* [Extrait du document]:
Une exonération fiscale générale et abstraite ne constitue pas une aide d’État car elle ne confère pas un avantage sélectif

Contribution de la CJUE à la jurisprudence communautaire en matière d'aides d'État dans le domaine fiscal apportant des précisions sur les critères permettant de déterminer si une exonération fiscale constitue ou non une aide d'État prohibée par le droit de l'Union.

 

L'article 107, paragraphe 1, du TFUE interdit les aides accordées par les États ou au moyen de ressources d'État qui faussent ou menacent de fausser la concurrence en favorisant certaines entreprises ou productions, dans la mesure où elles affectent les échanges entre États membres. En parallèle, l'article 108, paragraphe 3, du TFUE impose aux États membres de notifier à la Commission européenne tout projet d'aide d'État.

Pour qu'une mesure puisse être qualifiée d'aide d'État au sens de l'article 107, paragraphe 1, du TFUE, quatre conditions cumulatives doivent être réunies :

  1. La mesure doit constituer une intervention de l'État ou au moyen de ressources d'État
  2. Elle doit être susceptible d'affecter les échanges entre États membres
  3. Elle doit accorder un avantage sélectif à son bénéficiaire
  4. Elle doit fausser ou menacer de fausser la concurrence

En matière fiscale, l'analyse de la sélectivité de la mesure revêt une importance particulière. La méthode d'analyse se décompose généralement en trois étapes :

  • L'identification du cadre de référence, c'est-à-dire le régime fiscal "normal"

* [Enregistrements fournis]:
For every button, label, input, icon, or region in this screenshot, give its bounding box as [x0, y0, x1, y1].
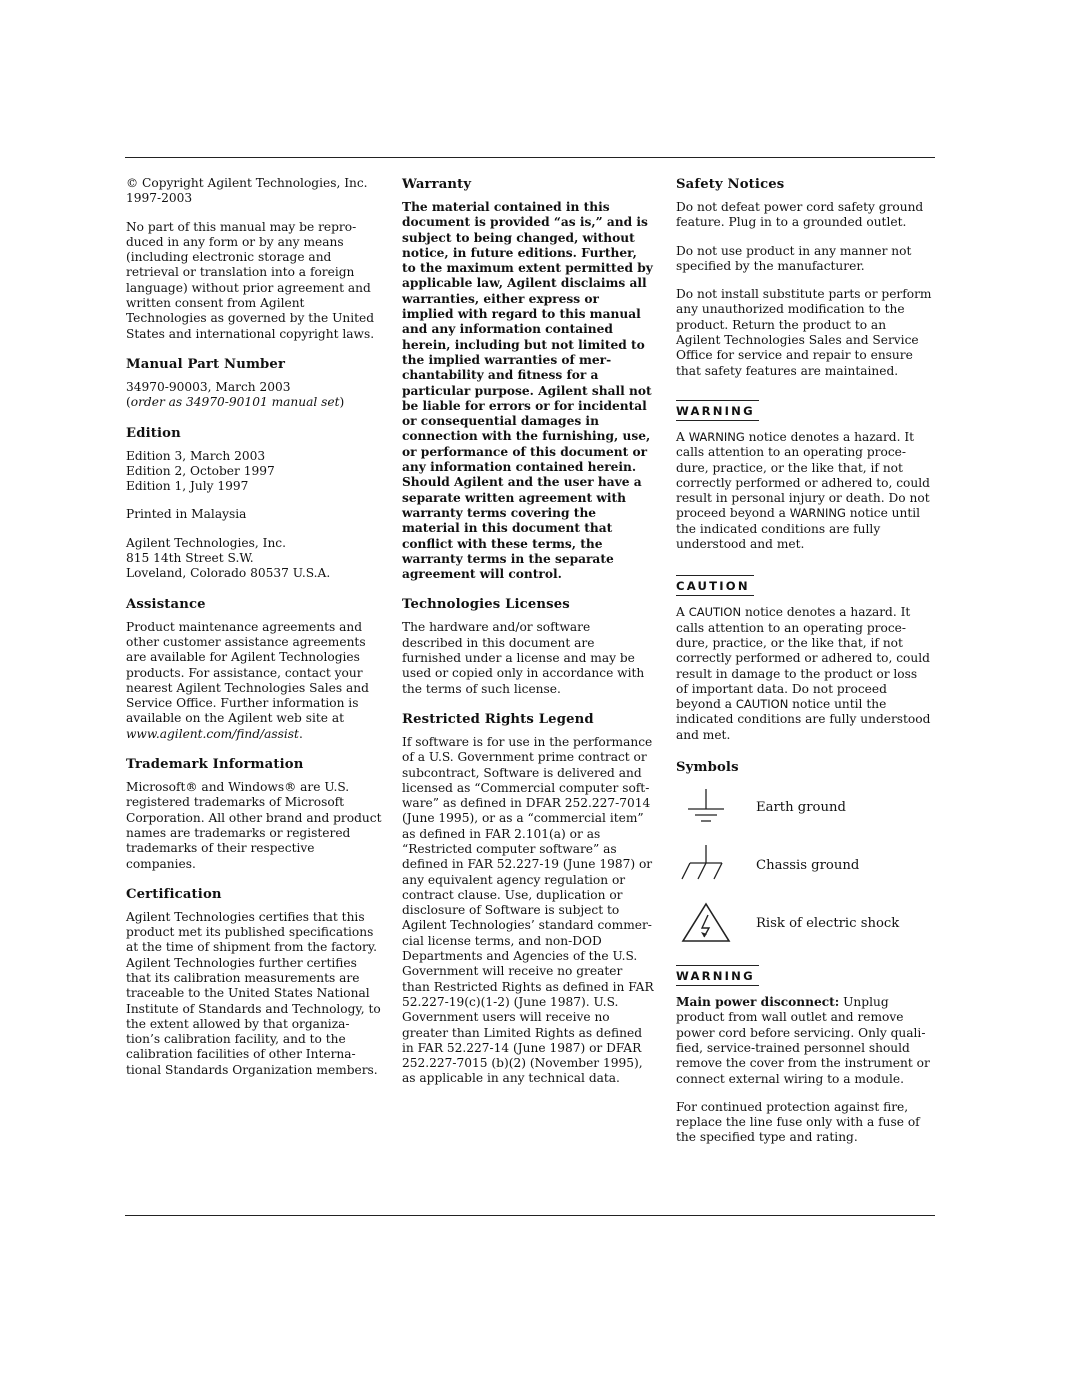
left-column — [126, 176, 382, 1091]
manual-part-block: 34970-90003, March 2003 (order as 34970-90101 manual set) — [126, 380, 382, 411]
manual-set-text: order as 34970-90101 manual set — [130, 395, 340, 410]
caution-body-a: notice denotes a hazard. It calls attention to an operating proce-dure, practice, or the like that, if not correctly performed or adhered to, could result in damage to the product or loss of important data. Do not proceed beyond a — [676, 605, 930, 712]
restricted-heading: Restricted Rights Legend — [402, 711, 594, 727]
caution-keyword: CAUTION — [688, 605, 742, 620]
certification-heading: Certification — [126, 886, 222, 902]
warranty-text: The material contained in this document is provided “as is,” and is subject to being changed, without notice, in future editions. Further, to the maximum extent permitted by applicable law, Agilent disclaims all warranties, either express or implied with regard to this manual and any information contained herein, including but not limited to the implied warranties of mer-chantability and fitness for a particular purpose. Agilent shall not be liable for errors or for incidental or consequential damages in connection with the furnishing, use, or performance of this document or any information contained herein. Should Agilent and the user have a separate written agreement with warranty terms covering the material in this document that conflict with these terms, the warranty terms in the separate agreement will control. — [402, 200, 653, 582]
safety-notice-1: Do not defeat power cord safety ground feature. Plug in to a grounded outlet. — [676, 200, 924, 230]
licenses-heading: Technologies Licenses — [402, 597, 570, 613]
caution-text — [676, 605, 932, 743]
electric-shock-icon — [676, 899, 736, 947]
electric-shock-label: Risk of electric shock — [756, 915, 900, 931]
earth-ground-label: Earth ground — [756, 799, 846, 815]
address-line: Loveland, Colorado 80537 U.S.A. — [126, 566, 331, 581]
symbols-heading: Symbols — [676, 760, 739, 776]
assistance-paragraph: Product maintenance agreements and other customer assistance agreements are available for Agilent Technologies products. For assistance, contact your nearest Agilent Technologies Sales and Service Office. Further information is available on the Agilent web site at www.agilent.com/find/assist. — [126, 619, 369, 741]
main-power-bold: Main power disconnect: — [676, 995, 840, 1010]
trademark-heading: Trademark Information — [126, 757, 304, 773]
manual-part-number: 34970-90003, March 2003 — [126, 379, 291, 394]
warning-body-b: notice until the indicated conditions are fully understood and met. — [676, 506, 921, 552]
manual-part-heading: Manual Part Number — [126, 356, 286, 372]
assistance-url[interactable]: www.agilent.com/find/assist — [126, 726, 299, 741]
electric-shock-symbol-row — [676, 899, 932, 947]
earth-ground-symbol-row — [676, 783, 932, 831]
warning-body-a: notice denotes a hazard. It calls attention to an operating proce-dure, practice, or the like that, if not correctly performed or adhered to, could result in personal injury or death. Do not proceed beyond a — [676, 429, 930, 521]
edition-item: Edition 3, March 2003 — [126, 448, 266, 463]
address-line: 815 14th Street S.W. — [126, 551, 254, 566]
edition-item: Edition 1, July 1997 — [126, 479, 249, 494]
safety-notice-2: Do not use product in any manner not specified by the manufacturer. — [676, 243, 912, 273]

* [Tâche à réaliser]:
Recopiez fidèlement le passage du texte sur les aides d'État en matière fiscale qui va de « Contribution de la » à « projet d'aide d'État. », ces deux bornes comprises.

* [Résultat complet]:
Contribution de la CJUE à la jurisprudence communautaire en matière d'aides d'État dans le domaine fiscal apportant des précisions sur les critères permettant de déterminer si une exonération fiscale constitue ou non une aide d'État prohibée par le droit de l'Union.

 

L'article 107, paragraphe 1, du TFUE interdit les aides accordées par les États ou au moyen de ressources d'État qui faussent ou menacent de fausser la concurrence en favorisant certaines entreprises ou productions, dans la mesure où elles affectent les échanges entre États membres. En parallèle, l'article 108, paragraphe 3, du TFUE impose aux États membres de notifier à la Commission européenne tout projet d'aide d'État.